Collected data:
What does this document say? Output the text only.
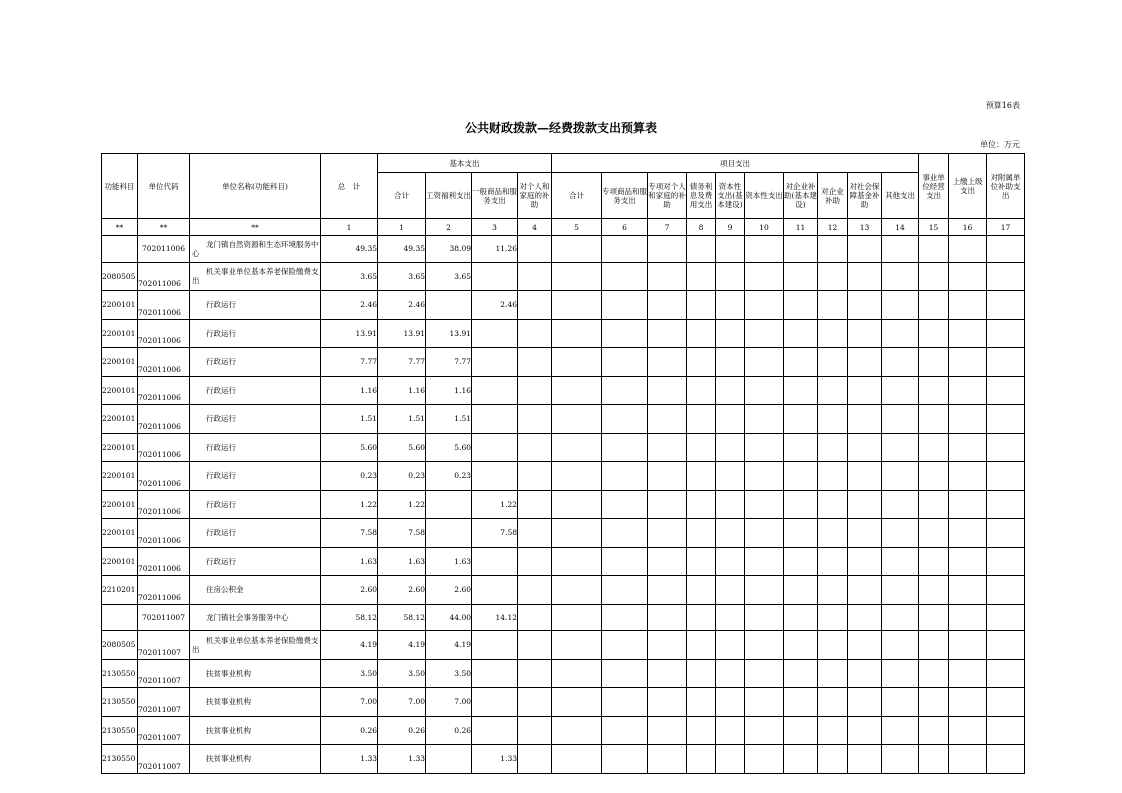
预算16表
公共财政拨款—经费拨款支出预算表
单位：万元
功能科目	单位代码	单位名称(功能科目)	总　计	基本支出				项目支出										事业单位经营支出	上缴上级支出	对附属单位补助支出
				合计	工资福利支出	一般商品和服务支出	对个人和家庭的补助	合计	专项商品和服务支出	专项对个人和家庭的补助	债务利息及费用支出	资本性支出(基本建设)	资本性支出	对企业补助(基本建设)	对企业补助	对社会保障基金补助	其他支出			
**	**	**	1	1	2	3	4	5	6	7	8	9	10	11	12	13	14	15	16	17
	702011006	龙门镇自然资源和生态环境服务中心	49.35	49.35	38.09	11.26														
2080505	702011006	机关事业单位基本养老保险缴费支出	3.65	3.65	3.65															
2200101	702011006	行政运行	2.46	2.46		2.46														
2200101	702011006	行政运行	13.91	13.91	13.91															
2200101	702011006	行政运行	7.77	7.77	7.77															
2200101	702011006	行政运行	1.16	1.16	1.16															
2200101	702011006	行政运行	1.51	1.51	1.51															
2200101	702011006	行政运行	5.60	5.60	5.60															
2200101	702011006	行政运行	0.23	0.23	0.23															
2200101	702011006	行政运行	1.22	1.22		1.22														
2200101	702011006	行政运行	7.58	7.58		7.58														
2200101	702011006	行政运行	1.63	1.63	1.63															
2210201	702011006	住房公积金	2.60	2.60	2.60															
	702011007	龙门镇社会事务服务中心	58.12	58.12	44.00	14.12														
2080505	702011007	机关事业单位基本养老保险缴费支出	4.19	4.19	4.19															
2130550	702011007	扶贫事业机构	3.50	3.50	3.50															
2130550	702011007	扶贫事业机构	7.00	7.00	7.00															
2130550	702011007	扶贫事业机构	0.26	0.26	0.26															
2130550	702011007	扶贫事业机构	1.33	1.33		1.33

- _SET TASK_: Which lines hold the word "机关事业单位基本养老保险缴费支出"? Copy every one of them.

- _RESULT OF THIS EXERCISE_:
2080505	702011006	机关事业单位基本养老保险缴费支出	3.65	3.65	3.65															
2080505	702011007	机关事业单位基本养老保险缴费支出	4.19	4.19	4.19															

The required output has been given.